Short problem = Gather up the lines that contain "Framework".

**********

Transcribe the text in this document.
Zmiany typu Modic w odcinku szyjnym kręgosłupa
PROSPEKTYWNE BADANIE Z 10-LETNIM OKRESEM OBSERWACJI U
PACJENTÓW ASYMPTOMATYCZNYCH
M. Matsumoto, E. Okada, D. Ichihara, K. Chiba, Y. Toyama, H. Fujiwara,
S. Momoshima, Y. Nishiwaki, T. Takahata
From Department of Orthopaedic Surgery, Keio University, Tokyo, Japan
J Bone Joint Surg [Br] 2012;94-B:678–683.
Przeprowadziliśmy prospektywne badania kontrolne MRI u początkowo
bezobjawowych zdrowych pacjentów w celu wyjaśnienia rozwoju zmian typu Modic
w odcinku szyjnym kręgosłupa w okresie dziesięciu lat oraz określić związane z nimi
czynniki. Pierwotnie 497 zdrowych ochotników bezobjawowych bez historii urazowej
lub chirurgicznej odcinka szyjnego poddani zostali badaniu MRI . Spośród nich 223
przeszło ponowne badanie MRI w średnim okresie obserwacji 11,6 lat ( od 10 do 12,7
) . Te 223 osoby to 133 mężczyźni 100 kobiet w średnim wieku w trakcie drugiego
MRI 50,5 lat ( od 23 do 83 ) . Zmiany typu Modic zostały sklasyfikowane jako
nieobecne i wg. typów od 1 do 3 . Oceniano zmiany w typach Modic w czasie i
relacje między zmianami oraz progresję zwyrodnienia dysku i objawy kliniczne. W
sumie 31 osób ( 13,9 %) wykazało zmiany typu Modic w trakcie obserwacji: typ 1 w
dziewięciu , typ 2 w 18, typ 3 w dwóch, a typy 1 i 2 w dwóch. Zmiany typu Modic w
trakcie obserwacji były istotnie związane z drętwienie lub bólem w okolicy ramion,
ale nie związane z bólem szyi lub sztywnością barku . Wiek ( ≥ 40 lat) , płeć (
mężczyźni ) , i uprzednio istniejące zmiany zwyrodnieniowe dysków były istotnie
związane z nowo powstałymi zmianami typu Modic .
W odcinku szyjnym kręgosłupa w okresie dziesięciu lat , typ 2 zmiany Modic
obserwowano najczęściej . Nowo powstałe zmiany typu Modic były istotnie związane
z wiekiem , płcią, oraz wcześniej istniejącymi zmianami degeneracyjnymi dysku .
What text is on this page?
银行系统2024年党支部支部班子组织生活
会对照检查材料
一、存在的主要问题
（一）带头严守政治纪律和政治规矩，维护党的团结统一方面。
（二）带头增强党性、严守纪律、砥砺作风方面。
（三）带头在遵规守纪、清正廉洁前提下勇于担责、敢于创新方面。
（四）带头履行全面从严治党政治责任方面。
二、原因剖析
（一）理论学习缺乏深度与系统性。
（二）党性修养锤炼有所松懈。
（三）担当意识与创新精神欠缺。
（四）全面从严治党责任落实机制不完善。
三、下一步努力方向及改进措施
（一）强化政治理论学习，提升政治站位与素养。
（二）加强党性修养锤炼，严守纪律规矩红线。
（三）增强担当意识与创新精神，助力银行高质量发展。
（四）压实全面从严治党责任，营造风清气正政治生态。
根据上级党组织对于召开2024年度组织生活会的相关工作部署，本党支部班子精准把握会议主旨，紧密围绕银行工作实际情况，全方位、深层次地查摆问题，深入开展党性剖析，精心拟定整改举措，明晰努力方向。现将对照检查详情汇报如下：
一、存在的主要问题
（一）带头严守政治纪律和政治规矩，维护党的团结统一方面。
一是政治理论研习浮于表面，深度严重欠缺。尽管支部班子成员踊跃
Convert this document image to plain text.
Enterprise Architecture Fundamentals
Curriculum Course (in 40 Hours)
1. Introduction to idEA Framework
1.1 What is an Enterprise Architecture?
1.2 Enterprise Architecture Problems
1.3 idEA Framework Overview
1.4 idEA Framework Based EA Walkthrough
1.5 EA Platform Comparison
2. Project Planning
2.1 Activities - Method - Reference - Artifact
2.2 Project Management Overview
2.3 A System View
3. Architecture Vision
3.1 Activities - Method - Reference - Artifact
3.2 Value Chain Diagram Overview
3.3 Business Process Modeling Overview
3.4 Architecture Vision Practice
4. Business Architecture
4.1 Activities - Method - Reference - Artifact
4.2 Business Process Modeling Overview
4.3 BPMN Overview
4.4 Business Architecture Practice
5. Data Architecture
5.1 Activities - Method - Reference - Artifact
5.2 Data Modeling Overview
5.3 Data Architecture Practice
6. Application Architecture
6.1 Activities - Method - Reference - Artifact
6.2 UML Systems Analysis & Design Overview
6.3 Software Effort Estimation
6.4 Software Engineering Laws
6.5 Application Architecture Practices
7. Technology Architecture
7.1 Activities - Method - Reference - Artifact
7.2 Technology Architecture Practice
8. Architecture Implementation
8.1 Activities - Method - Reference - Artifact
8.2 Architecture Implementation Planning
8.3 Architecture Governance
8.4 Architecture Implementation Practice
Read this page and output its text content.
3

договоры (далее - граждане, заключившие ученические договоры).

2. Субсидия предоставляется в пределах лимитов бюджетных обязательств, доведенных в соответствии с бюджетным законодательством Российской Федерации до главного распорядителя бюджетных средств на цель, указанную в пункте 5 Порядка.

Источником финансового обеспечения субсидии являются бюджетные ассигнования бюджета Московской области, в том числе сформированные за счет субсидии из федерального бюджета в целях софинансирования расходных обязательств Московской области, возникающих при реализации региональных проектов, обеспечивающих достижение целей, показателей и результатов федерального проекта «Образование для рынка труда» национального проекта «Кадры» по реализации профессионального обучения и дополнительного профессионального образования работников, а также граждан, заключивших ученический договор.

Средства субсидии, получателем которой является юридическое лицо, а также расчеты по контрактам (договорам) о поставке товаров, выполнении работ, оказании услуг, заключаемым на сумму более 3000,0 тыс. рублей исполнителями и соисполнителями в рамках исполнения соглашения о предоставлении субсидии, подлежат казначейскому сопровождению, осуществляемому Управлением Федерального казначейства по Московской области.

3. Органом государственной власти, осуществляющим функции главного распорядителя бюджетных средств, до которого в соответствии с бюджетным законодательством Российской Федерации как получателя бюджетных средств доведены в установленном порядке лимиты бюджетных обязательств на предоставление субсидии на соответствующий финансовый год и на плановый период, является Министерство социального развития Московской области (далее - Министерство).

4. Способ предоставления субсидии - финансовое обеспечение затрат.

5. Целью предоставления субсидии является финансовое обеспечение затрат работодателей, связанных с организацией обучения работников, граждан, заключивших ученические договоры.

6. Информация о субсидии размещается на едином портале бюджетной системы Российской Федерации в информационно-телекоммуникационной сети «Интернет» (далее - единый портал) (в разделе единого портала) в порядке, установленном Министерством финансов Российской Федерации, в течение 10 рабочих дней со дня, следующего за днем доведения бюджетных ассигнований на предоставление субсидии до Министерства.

**********

Expected answer =
1. Introduction to idEA Framework
1.3 idEA Framework Overview
1.4 idEA Framework Based EA Walkthrough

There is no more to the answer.